- [What you need to do]: Wherever the word "this" turns up in a line of the entries, copy that line.

- [Given data]:
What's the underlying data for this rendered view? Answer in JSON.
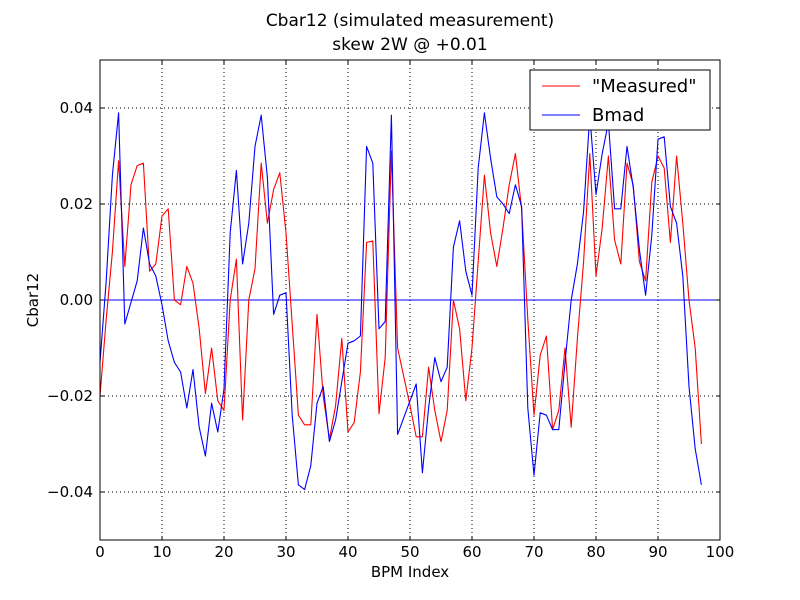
{
  "chart_data": {
    "type": "line",
    "title": "Cbar12 (simulated measurement)",
    "subtitle": "skew 2W @ +0.01",
    "xlabel": "BPM Index",
    "ylabel": "Cbar12",
    "xlim": [
      0,
      100
    ],
    "ylim": [
      -0.05,
      0.05
    ],
    "xticks": [
      0,
      10,
      20,
      30,
      40,
      50,
      60,
      70,
      80,
      90,
      100
    ],
    "yticks": [
      -0.04,
      -0.02,
      0.0,
      0.02,
      0.04
    ],
    "xtick_labels": [
      "0",
      "10",
      "20",
      "30",
      "40",
      "50",
      "60",
      "70",
      "80",
      "90",
      "100"
    ],
    "ytick_labels": [
      "−0.04",
      "−0.02",
      "0.00",
      "0.02",
      "0.04"
    ],
    "grid": true,
    "legend_position": "top-right",
    "zero_line": 0.0,
    "zero_line_color": "#0000ff",
    "series": [
      {
        "name": "\"Measured\"",
        "color": "#ff0000",
        "x": [
          0,
          1,
          2,
          3,
          4,
          5,
          6,
          7,
          8,
          9,
          10,
          11,
          12,
          13,
          14,
          15,
          16,
          17,
          18,
          19,
          20,
          21,
          22,
          23,
          24,
          25,
          26,
          27,
          28,
          29,
          30,
          31,
          32,
          33,
          34,
          35,
          36,
          37,
          38,
          39,
          40,
          41,
          42,
          43,
          44,
          45,
          46,
          47,
          48,
          49,
          50,
          51,
          52,
          53,
          54,
          55,
          56,
          57,
          58,
          59,
          60,
          61,
          62,
          63,
          64,
          65,
          66,
          67,
          68,
          69,
          70,
          71,
          72,
          73,
          74,
          75,
          76,
          77,
          78,
          79,
          80,
          81,
          82,
          83,
          84,
          85,
          86,
          87,
          88,
          89,
          90,
          91,
          92,
          93,
          94,
          95,
          96,
          97
        ],
        "y": [
          -0.02,
          -0.004,
          0.01,
          0.029,
          0.007,
          0.024,
          0.028,
          0.0285,
          0.006,
          0.0075,
          0.0175,
          0.019,
          0.0,
          -0.001,
          0.007,
          0.0035,
          -0.006,
          -0.0195,
          -0.01,
          -0.021,
          -0.023,
          0.0,
          0.0085,
          -0.025,
          0.0,
          0.0065,
          0.0285,
          0.016,
          0.023,
          0.0265,
          0.014,
          -0.005,
          -0.024,
          -0.026,
          -0.026,
          -0.003,
          -0.02,
          -0.029,
          -0.022,
          -0.008,
          -0.0275,
          -0.0255,
          -0.015,
          0.012,
          0.0123,
          -0.0237,
          -0.012,
          0.031,
          -0.01,
          -0.016,
          -0.022,
          -0.0285,
          -0.0285,
          -0.014,
          -0.023,
          -0.0295,
          -0.023,
          0.0,
          -0.006,
          -0.021,
          -0.01,
          0.008,
          0.026,
          0.014,
          0.007,
          0.015,
          0.024,
          0.0305,
          0.019,
          -0.004,
          -0.024,
          -0.0115,
          -0.0075,
          -0.027,
          -0.023,
          -0.01,
          -0.0265,
          -0.008,
          0.008,
          0.0305,
          0.005,
          0.015,
          0.03,
          0.0125,
          0.0075,
          0.0285,
          0.024,
          0.008,
          0.004,
          0.0245,
          0.03,
          0.0275,
          0.012,
          0.03,
          0.016,
          0.0,
          -0.01,
          -0.03
        ]
      },
      {
        "name": "Bmad",
        "color": "#0000ff",
        "x": [
          0,
          1,
          2,
          3,
          4,
          5,
          6,
          7,
          8,
          9,
          10,
          11,
          12,
          13,
          14,
          15,
          16,
          17,
          18,
          19,
          20,
          21,
          22,
          23,
          24,
          25,
          26,
          27,
          28,
          29,
          30,
          31,
          32,
          33,
          34,
          35,
          36,
          37,
          38,
          39,
          40,
          41,
          42,
          43,
          44,
          45,
          46,
          47,
          48,
          49,
          50,
          51,
          52,
          53,
          54,
          55,
          56,
          57,
          58,
          59,
          60,
          61,
          62,
          63,
          64,
          65,
          66,
          67,
          68,
          69,
          70,
          71,
          72,
          73,
          74,
          75,
          76,
          77,
          78,
          79,
          80,
          81,
          82,
          83,
          84,
          85,
          86,
          87,
          88,
          89,
          90,
          91,
          92,
          93,
          94,
          95,
          96,
          97
        ],
        "y": [
          -0.013,
          0.004,
          0.026,
          0.039,
          -0.005,
          -0.0005,
          0.004,
          0.015,
          0.0075,
          0.005,
          -0.001,
          -0.0085,
          -0.013,
          -0.015,
          -0.0225,
          -0.0145,
          -0.0265,
          -0.0325,
          -0.0215,
          -0.0275,
          -0.0185,
          0.014,
          0.027,
          0.0075,
          0.016,
          0.032,
          0.0385,
          0.0255,
          -0.003,
          0.001,
          0.0015,
          -0.024,
          -0.0385,
          -0.0395,
          -0.0345,
          -0.0215,
          -0.018,
          -0.0295,
          -0.025,
          -0.017,
          -0.009,
          -0.0085,
          -0.0075,
          0.032,
          0.0285,
          -0.006,
          -0.0045,
          0.0385,
          -0.028,
          -0.0245,
          -0.021,
          -0.0175,
          -0.036,
          -0.0225,
          -0.012,
          -0.017,
          -0.014,
          0.011,
          0.0165,
          0.006,
          0.001,
          0.0275,
          0.039,
          0.0295,
          0.0215,
          0.02,
          0.018,
          0.024,
          0.0195,
          -0.0225,
          -0.0365,
          -0.0235,
          -0.024,
          -0.027,
          -0.027,
          -0.013,
          0.0,
          0.0075,
          0.0185,
          0.0385,
          0.022,
          0.0305,
          0.037,
          0.019,
          0.019,
          0.032,
          0.0235,
          0.0105,
          0.001,
          0.0135,
          0.0335,
          0.034,
          0.0195,
          0.016,
          0.005,
          -0.018,
          -0.031,
          -0.0385
        ]
      }
    ]
  }
}
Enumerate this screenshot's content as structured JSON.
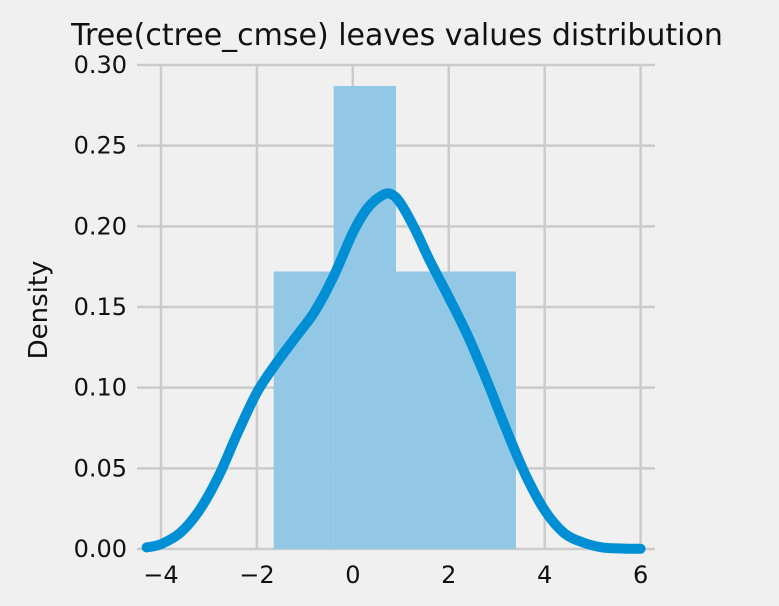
{
  "chart_data": {
    "type": "histogram",
    "title": "Tree(ctree_cmse) leaves values distribution",
    "xlabel": "",
    "ylabel": "Density",
    "xlim": [
      -4.5,
      6.3
    ],
    "ylim": [
      0,
      0.3
    ],
    "x_ticks": [
      -4,
      -2,
      0,
      2,
      4,
      6
    ],
    "x_tick_labels": [
      "−4",
      "−2",
      "0",
      "2",
      "4",
      "6"
    ],
    "y_ticks": [
      0.0,
      0.05,
      0.1,
      0.15,
      0.2,
      0.25,
      0.3
    ],
    "y_tick_labels": [
      "0.00",
      "0.05",
      "0.10",
      "0.15",
      "0.20",
      "0.25",
      "0.30"
    ],
    "grid": true,
    "bars": [
      {
        "x0": -1.65,
        "x1": -0.4,
        "density": 0.172
      },
      {
        "x0": -0.4,
        "x1": 0.9,
        "density": 0.287
      },
      {
        "x0": 0.9,
        "x1": 3.4,
        "density": 0.172
      }
    ],
    "kde": {
      "x": [
        -4.3,
        -4.0,
        -3.6,
        -3.2,
        -2.8,
        -2.4,
        -2.0,
        -1.6,
        -1.2,
        -0.8,
        -0.4,
        0.0,
        0.3,
        0.6,
        0.8,
        1.0,
        1.3,
        1.6,
        2.0,
        2.4,
        2.8,
        3.2,
        3.6,
        4.0,
        4.4,
        4.8,
        5.2,
        5.6,
        6.0
      ],
      "y": [
        0.001,
        0.003,
        0.01,
        0.024,
        0.045,
        0.072,
        0.097,
        0.115,
        0.131,
        0.147,
        0.169,
        0.196,
        0.211,
        0.219,
        0.22,
        0.214,
        0.198,
        0.179,
        0.156,
        0.132,
        0.104,
        0.074,
        0.046,
        0.024,
        0.01,
        0.004,
        0.001,
        0.0003,
        0.0001
      ]
    },
    "colors": {
      "bar_fill": "#92c8e6",
      "bar_edge": "#7eb6d8",
      "line": "#008fd5",
      "grid": "#cbcbcb",
      "background": "#f0f0f0"
    }
  }
}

- [The response]:
What's the underlying data for this rendered view? Answer in JSON.
Enumerate this screenshot's content as structured JSON.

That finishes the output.